> [Exercise objective]: Could you print all the entries exactly?

> [The input]:
⁂
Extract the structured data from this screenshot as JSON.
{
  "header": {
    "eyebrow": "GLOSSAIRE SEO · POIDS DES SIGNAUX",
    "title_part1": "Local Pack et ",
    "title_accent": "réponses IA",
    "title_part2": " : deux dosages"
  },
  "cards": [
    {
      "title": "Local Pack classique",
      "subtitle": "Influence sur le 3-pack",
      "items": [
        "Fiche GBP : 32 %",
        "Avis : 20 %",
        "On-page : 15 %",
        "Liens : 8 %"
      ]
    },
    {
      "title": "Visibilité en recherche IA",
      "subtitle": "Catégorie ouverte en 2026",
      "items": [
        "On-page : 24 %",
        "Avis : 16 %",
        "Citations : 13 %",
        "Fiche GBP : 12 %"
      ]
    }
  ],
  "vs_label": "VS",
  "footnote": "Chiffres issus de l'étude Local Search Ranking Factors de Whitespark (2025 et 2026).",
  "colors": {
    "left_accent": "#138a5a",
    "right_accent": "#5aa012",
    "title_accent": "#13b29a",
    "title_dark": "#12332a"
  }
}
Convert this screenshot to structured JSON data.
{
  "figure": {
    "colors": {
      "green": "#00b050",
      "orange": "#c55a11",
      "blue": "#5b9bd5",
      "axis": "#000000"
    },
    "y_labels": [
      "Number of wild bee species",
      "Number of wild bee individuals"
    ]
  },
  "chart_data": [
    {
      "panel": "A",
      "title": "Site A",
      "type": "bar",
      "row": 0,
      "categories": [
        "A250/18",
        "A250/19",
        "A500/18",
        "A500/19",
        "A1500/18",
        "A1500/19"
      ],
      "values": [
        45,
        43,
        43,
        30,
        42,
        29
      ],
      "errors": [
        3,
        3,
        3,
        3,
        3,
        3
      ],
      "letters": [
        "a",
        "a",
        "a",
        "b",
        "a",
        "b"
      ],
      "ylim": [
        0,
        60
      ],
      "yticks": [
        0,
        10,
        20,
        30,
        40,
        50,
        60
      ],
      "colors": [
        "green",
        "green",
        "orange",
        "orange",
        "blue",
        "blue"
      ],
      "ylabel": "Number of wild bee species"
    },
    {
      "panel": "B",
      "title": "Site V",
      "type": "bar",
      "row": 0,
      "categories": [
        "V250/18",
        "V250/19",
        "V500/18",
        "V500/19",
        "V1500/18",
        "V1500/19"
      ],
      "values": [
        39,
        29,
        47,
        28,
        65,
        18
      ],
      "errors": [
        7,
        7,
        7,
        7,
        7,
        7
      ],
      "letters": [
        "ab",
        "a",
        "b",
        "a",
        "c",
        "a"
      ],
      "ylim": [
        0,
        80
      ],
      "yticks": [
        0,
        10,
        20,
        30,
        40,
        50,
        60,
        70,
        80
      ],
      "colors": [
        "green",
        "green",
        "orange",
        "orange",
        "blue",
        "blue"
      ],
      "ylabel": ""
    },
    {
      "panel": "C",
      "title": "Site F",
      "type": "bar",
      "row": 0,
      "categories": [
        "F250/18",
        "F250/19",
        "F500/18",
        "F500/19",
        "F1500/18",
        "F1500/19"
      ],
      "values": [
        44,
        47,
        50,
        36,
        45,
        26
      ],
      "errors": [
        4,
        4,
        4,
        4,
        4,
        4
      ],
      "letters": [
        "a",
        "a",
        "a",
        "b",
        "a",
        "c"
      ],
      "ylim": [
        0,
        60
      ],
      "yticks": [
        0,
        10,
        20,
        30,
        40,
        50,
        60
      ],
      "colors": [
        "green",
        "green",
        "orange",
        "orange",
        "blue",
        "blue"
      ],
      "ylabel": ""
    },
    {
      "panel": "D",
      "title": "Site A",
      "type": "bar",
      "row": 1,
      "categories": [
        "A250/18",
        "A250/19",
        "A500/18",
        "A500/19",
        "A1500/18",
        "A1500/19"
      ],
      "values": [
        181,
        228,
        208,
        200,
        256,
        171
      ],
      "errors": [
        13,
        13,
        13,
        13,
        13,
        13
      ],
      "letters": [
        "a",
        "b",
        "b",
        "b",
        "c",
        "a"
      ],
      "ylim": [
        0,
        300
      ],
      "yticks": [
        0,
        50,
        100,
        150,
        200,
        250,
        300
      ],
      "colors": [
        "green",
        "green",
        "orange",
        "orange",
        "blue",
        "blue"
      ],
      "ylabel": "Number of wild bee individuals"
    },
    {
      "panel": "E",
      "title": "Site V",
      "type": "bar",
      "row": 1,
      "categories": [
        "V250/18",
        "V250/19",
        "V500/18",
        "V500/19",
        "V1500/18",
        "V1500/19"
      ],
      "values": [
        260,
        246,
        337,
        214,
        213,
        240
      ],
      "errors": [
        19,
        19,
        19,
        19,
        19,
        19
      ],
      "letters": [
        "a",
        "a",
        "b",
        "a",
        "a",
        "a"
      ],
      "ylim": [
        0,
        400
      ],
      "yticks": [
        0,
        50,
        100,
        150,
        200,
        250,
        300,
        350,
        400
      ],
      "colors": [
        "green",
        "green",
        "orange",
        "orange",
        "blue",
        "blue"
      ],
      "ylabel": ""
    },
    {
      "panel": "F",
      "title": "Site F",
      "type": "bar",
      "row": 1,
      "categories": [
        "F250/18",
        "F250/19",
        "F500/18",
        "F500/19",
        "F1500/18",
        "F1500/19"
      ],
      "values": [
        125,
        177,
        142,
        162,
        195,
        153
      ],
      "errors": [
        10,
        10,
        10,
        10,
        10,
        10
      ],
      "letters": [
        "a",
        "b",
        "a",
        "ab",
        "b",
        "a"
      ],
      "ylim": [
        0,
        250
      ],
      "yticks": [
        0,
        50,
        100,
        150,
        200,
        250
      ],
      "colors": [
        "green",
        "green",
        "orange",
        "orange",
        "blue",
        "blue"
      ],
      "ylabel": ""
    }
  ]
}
⁂
> [Answer for this exercise]:
Extract the structured data from this screenshot as JSON.
{
  "header": {
    "eyebrow": "GLOSSAIRE SEO · POIDS DES SIGNAUX",
    "title_part1": "Local Pack et ",
    "title_accent": "réponses IA",
    "title_part2": " : deux dosages"
  },
  "cards": [
    {
      "title": "Local Pack classique",
      "subtitle": "Influence sur le 3-pack",
      "items": [
        "Fiche GBP : 32 %",
        "Avis : 20 %",
        "On-page : 15 %",
        "Liens : 8 %"
      ]
    },
    {
      "title": "Visibilité en recherche IA",
      "subtitle": "Catégorie ouverte en 2026",
      "items": [
        "On-page : 24 %",
        "Avis : 16 %",
        "Citations : 13 %",
        "Fiche GBP : 12 %"
      ]
    }
  ],
  "vs_label": "VS",
  "footnote": "Chiffres issus de l'étude Local Search Ranking Factors de Whitespark (2025 et 2026).",
  "colors": {
    "left_accent": "#138a5a",
    "right_accent": "#5aa012",
    "title_accent": "#13b29a",
    "title_dark": "#12332a"
  }
}
Convert this screenshot to structured JSON data.
{
  "figure": {
    "colors": {
      "green": "#00b050",
      "orange": "#c55a11",
      "blue": "#5b9bd5",
      "axis": "#000000"
    },
    "y_labels": [
      "Number of wild bee species",
      "Number of wild bee individuals"
    ]
  },
  "chart_data": [
    {
      "panel": "A",
      "title": "Site A",
      "type": "bar",
      "row": 0,
      "categories": [
        "A250/18",
        "A250/19",
        "A500/18",
        "A500/19",
        "A1500/18",
        "A1500/19"
      ],
      "values": [
        45,
        43,
        43,
        30,
        42,
        29
      ],
      "errors": [
        3,
        3,
        3,
        3,
        3,
        3
      ],
      "letters": [
        "a",
        "a",
        "a",
        "b",
        "a",
        "b"
      ],
      "ylim": [
        0,
        60
      ],
      "yticks": [
        0,
        10,
        20,
        30,
        40,
        50,
        60
      ],
      "colors": [
        "green",
        "green",
        "orange",
        "orange",
        "blue",
        "blue"
      ],
      "ylabel": "Number of wild bee species"
    },
    {
      "panel": "B",
      "title": "Site V",
      "type": "bar",
      "row": 0,
      "categories": [
        "V250/18",
        "V250/19",
        "V500/18",
        "V500/19",
        "V1500/18",
        "V1500/19"
      ],
      "values": [
        39,
        29,
        47,
        28,
        65,
        18
      ],
      "errors": [
        7,
        7,
        7,
        7,
        7,
        7
      ],
      "letters": [
        "ab",
        "a",
        "b",
        "a",
        "c",
        "a"
      ],
      "ylim": [
        0,
        80
      ],
      "yticks": [
        0,
        10,
        20,
        30,
        40,
        50,
        60,
        70,
        80
      ],
      "colors": [
        "green",
        "green",
        "orange",
        "orange",
        "blue",
        "blue"
      ],
      "ylabel": ""
    },
    {
      "panel": "C",
      "title": "Site F",
      "type": "bar",
      "row": 0,
      "categories": [
        "F250/18",
        "F250/19",
        "F500/18",
        "F500/19",
        "F1500/18",
        "F1500/19"
      ],
      "values": [
        44,
        47,
        50,
        36,
        45,
        26
      ],
      "errors": [
        4,
        4,
        4,
        4,
        4,
        4
      ],
      "letters": [
        "a",
        "a",
        "a",
        "b",
        "a",
        "c"
      ],
      "ylim": [
        0,
        60
      ],
      "yticks": [
        0,
        10,
        20,
        30,
        40,
        50,
        60
      ],
      "colors": [
        "green",
        "green",
        "orange",
        "orange",
        "blue",
        "blue"
      ],
      "ylabel": ""
    },
    {
      "panel": "D",
      "title": "Site A",
      "type": "bar",
      "row": 1,
      "categories": [
        "A250/18",
        "A250/19",
        "A500/18",
        "A500/19",
        "A1500/18",
        "A1500/19"
      ],
      "values": [
        181,
        228,
        208,
        200,
        256,
        171
      ],
      "errors": [
        13,
        13,
        13,
        13,
        13,
        13
      ],
      "letters": [
        "a",
        "b",
        "b",
        "b",
        "c",
        "a"
      ],
      "ylim": [
        0,
        300
      ],
      "yticks": [
        0,
        50,
        100,
        150,
        200,
        250,
        300
      ],
      "colors": [
        "green",
        "green",
        "orange",
        "orange",
        "blue",
        "blue"
      ],
      "ylabel": "Number of wild bee individuals"
    },
    {
      "panel": "E",
      "title": "Site V",
      "type": "bar",
      "row": 1,
      "categories": [
        "V250/18",
        "V250/19",
        "V500/18",
        "V500/19",
        "V1500/18",
        "V1500/19"
      ],
      "values": [
        260,
        246,
        337,
        214,
        213,
        240
      ],
      "errors": [
        19,
        19,
        19,
        19,
        19,
        19
      ],
      "letters": [
        "a",
        "a",
        "b",
        "a",
        "a",
        "a"
      ],
      "ylim": [
        0,
        400
      ],
      "yticks": [
        0,
        50,
        100,
        150,
        200,
        250,
        300,
        350,
        400
      ],
      "colors": [
        "green",
        "green",
        "orange",
        "orange",
        "blue",
        "blue"
      ],
      "ylabel": ""
    },
    {
      "panel": "F",
      "title": "Site F",
      "type": "bar",
      "row": 1,
      "categories": [
        "F250/18",
        "F250/19",
        "F500/18",
        "F500/19",
        "F1500/18",
        "F1500/19"
      ],
      "values": [
        125,
        177,
        142,
        162,
        195,
        153
      ],
      "errors": [
        10,
        10,
        10,
        10,
        10,
        10
      ],
      "letters": [
        "a",
        "b",
        "a",
        "ab",
        "b",
        "a"
      ],
      "ylim": [
        0,
        250
      ],
      "yticks": [
        0,
        50,
        100,
        150,
        200,
        250
      ],
      "colors": [
        "green",
        "green",
        "orange",
        "orange",
        "blue",
        "blue"
      ],
      "ylabel": ""
    }
  ]
}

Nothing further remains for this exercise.